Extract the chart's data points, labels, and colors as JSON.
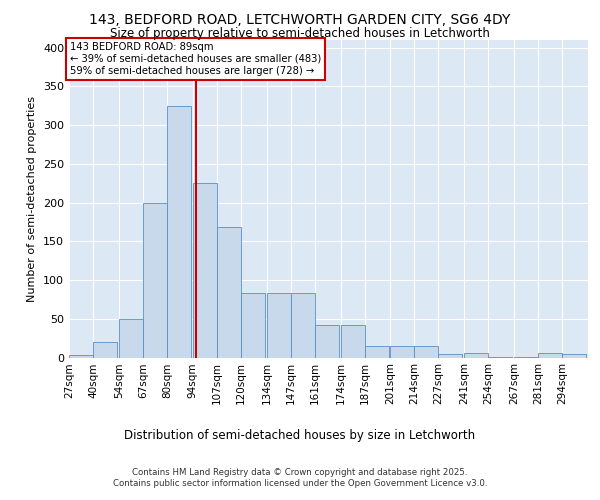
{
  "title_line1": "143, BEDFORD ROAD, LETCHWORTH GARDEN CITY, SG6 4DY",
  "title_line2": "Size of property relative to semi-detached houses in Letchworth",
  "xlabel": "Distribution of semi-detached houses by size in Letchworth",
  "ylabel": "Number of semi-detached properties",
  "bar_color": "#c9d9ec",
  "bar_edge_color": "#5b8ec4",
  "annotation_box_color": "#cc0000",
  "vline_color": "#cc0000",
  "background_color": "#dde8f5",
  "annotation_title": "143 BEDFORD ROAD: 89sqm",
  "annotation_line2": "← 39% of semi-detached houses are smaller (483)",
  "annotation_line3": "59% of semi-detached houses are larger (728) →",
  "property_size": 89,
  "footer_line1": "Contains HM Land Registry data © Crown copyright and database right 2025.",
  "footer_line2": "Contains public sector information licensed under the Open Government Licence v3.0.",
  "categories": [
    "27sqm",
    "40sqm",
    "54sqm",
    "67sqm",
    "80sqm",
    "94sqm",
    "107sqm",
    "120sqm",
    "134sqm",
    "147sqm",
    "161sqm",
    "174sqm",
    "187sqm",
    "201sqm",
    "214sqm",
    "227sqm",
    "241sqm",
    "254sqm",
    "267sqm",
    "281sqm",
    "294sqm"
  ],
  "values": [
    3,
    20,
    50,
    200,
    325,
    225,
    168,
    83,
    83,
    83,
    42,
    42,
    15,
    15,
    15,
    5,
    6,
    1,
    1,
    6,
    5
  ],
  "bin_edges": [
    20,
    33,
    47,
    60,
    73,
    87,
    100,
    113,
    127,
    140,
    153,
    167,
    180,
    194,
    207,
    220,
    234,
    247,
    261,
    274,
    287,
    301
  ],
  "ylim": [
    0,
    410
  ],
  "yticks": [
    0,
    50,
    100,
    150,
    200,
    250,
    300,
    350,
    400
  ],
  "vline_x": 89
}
⁂
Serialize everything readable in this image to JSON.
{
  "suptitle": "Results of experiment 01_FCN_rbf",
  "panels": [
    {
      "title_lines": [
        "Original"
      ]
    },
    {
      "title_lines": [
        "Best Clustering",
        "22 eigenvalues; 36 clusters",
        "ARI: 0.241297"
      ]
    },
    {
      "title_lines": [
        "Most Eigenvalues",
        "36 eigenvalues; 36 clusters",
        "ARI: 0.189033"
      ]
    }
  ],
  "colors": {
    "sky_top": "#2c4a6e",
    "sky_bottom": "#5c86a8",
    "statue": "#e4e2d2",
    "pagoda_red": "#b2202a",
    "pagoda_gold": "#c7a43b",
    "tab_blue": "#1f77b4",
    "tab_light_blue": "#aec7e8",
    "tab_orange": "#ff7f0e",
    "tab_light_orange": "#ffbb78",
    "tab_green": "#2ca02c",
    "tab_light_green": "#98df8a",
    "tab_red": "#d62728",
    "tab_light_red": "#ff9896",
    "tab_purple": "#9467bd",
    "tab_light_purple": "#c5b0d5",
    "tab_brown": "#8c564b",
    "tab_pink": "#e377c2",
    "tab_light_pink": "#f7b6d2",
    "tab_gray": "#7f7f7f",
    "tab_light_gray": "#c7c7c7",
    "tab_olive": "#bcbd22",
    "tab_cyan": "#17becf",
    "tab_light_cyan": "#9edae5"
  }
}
⁂
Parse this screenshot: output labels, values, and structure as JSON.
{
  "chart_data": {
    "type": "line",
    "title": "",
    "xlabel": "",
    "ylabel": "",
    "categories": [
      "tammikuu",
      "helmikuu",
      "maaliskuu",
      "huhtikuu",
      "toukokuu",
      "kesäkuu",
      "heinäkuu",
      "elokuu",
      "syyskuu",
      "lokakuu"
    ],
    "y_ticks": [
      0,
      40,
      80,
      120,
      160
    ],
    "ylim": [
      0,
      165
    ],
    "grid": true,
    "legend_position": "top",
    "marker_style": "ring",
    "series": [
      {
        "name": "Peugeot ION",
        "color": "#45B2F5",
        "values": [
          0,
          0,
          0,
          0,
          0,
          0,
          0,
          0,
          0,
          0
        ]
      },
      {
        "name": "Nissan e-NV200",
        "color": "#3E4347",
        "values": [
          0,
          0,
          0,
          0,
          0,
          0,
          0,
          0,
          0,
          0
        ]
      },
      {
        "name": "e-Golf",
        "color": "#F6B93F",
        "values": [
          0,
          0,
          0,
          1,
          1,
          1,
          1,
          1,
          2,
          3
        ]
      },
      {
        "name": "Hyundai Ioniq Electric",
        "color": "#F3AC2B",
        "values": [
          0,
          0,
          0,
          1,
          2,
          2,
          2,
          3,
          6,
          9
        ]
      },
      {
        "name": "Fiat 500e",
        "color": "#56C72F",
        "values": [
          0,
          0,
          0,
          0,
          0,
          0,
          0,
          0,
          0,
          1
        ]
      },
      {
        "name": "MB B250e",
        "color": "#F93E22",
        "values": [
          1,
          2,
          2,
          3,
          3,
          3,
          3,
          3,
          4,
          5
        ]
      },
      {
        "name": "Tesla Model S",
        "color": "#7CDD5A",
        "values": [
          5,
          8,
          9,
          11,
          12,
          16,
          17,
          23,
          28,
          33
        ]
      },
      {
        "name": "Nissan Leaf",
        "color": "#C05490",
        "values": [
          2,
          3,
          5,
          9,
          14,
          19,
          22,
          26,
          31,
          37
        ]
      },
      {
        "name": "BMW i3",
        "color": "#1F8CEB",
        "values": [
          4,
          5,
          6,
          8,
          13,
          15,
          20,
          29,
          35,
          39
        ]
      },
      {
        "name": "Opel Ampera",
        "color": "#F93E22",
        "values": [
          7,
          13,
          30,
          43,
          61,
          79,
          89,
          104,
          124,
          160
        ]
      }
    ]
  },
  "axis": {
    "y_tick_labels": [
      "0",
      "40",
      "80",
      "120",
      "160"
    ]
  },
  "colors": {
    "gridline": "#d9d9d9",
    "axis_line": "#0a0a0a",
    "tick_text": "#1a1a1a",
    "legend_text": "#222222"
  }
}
⁂
Return the lines of the records that include the string "this".

**Exercise solution**
Serialize everything readable in this image to JSON.
Parse this screenshot: output labels, values, and structure as JSON.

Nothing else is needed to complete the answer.